* **Task to complete**:
Return, word for word, every line that follows.

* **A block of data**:
══════════════════════════════
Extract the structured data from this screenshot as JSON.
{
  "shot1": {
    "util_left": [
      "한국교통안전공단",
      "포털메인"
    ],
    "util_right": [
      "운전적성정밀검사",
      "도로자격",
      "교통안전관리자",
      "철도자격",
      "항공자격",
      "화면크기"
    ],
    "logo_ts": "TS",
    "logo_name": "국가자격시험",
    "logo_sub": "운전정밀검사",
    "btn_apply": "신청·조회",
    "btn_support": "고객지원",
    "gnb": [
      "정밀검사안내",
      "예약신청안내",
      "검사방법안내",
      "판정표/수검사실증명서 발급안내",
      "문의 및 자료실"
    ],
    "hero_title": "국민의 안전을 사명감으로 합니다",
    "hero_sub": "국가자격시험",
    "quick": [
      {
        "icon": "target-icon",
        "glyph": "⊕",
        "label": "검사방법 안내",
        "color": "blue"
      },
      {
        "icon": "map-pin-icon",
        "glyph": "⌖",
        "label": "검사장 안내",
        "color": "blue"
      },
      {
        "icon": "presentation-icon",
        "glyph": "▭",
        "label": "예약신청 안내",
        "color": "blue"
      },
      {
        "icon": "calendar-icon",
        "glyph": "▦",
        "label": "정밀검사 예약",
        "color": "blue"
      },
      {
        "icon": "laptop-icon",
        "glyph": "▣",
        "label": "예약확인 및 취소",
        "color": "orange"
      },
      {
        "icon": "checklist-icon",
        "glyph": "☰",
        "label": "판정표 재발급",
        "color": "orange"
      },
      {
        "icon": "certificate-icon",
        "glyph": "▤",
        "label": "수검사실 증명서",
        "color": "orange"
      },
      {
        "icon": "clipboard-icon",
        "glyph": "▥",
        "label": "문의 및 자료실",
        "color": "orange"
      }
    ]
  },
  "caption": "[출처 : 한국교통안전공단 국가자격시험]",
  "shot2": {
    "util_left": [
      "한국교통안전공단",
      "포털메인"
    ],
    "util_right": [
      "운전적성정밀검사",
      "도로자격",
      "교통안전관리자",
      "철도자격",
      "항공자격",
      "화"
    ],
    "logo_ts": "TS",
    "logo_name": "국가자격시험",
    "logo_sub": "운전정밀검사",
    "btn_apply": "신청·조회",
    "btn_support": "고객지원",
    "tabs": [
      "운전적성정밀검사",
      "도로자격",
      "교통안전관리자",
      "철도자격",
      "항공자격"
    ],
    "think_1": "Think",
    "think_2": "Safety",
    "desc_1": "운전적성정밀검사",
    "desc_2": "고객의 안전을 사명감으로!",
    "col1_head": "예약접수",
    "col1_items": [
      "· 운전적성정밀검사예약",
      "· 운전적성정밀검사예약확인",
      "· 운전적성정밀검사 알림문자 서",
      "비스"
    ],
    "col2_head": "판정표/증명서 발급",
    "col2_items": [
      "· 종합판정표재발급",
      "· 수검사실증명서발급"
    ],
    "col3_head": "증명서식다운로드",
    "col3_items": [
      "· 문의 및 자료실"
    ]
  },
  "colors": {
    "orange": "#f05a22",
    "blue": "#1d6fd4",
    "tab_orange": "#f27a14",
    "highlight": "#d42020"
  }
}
══════════════════════════════
* **Completed exercise**:
Extract the structured data from this screenshot as JSON.
{
  "shot1": {
    "util_left": [
      "한국교통안전공단",
      "포털메인"
    ],
    "util_right": [
      "운전적성정밀검사",
      "도로자격",
      "교통안전관리자",
      "철도자격",
      "항공자격",
      "화면크기"
    ],
    "logo_ts": "TS",
    "logo_name": "국가자격시험",
    "logo_sub": "운전정밀검사",
    "btn_apply": "신청·조회",
    "btn_support": "고객지원",
    "gnb": [
      "정밀검사안내",
      "예약신청안내",
      "검사방법안내",
      "판정표/수검사실증명서 발급안내",
      "문의 및 자료실"
    ],
    "hero_title": "국민의 안전을 사명감으로 합니다",
    "hero_sub": "국가자격시험",
    "quick": [
      {
        "icon": "target-icon",
        "glyph": "⊕",
        "label": "검사방법 안내",
        "color": "blue"
      },
      {
        "icon": "map-pin-icon",
        "glyph": "⌖",
        "label": "검사장 안내",
        "color": "blue"
      },
      {
        "icon": "presentation-icon",
        "glyph": "▭",
        "label": "예약신청 안내",
        "color": "blue"
      },
      {
        "icon": "calendar-icon",
        "glyph": "▦",
        "label": "정밀검사 예약",
        "color": "blue"
      },
      {
        "icon": "laptop-icon",
        "glyph": "▣",
        "label": "예약확인 및 취소",
        "color": "orange"
      },
      {
        "icon": "checklist-icon",
        "glyph": "☰",
        "label": "판정표 재발급",
        "color": "orange"
      },
      {
        "icon": "certificate-icon",
        "glyph": "▤",
        "label": "수검사실 증명서",
        "color": "orange"
      },
      {
        "icon": "clipboard-icon",
        "glyph": "▥",
        "label": "문의 및 자료실",
        "color": "orange"
      }
    ]
  },
  "caption": "[출처 : 한국교통안전공단 국가자격시험]",
  "shot2": {
    "util_left": [
      "한국교통안전공단",
      "포털메인"
    ],
    "util_right": [
      "운전적성정밀검사",
      "도로자격",
      "교통안전관리자",
      "철도자격",
      "항공자격",
      "화"
    ],
    "logo_ts": "TS",
    "logo_name": "국가자격시험",
    "logo_sub": "운전정밀검사",
    "btn_apply": "신청·조회",
    "btn_support": "고객지원",
    "tabs": [
      "운전적성정밀검사",
      "도로자격",
      "교통안전관리자",
      "철도자격",
      "항공자격"
    ],
    "think_1": "Think",
    "think_2": "Safety",
    "desc_1": "운전적성정밀검사",
    "desc_2": "고객의 안전을 사명감으로!",
    "col1_head": "예약접수",
    "col1_items": [
      "· 운전적성정밀검사예약",
      "· 운전적성정밀검사예약확인",
      "· 운전적성정밀검사 알림문자 서",
      "비스"
    ],
    "col2_head": "판정표/증명서 발급",
    "col2_items": [
      "· 종합판정표재발급",
      "· 수검사실증명서발급"
    ],
    "col3_head": "증명서식다운로드",
    "col3_items": [
      "· 문의 및 자료실"
    ]
  },
  "colors": {
    "orange": "#f05a22",
    "blue": "#1d6fd4",
    "tab_orange": "#f27a14",
    "highlight": "#d42020"
  }
}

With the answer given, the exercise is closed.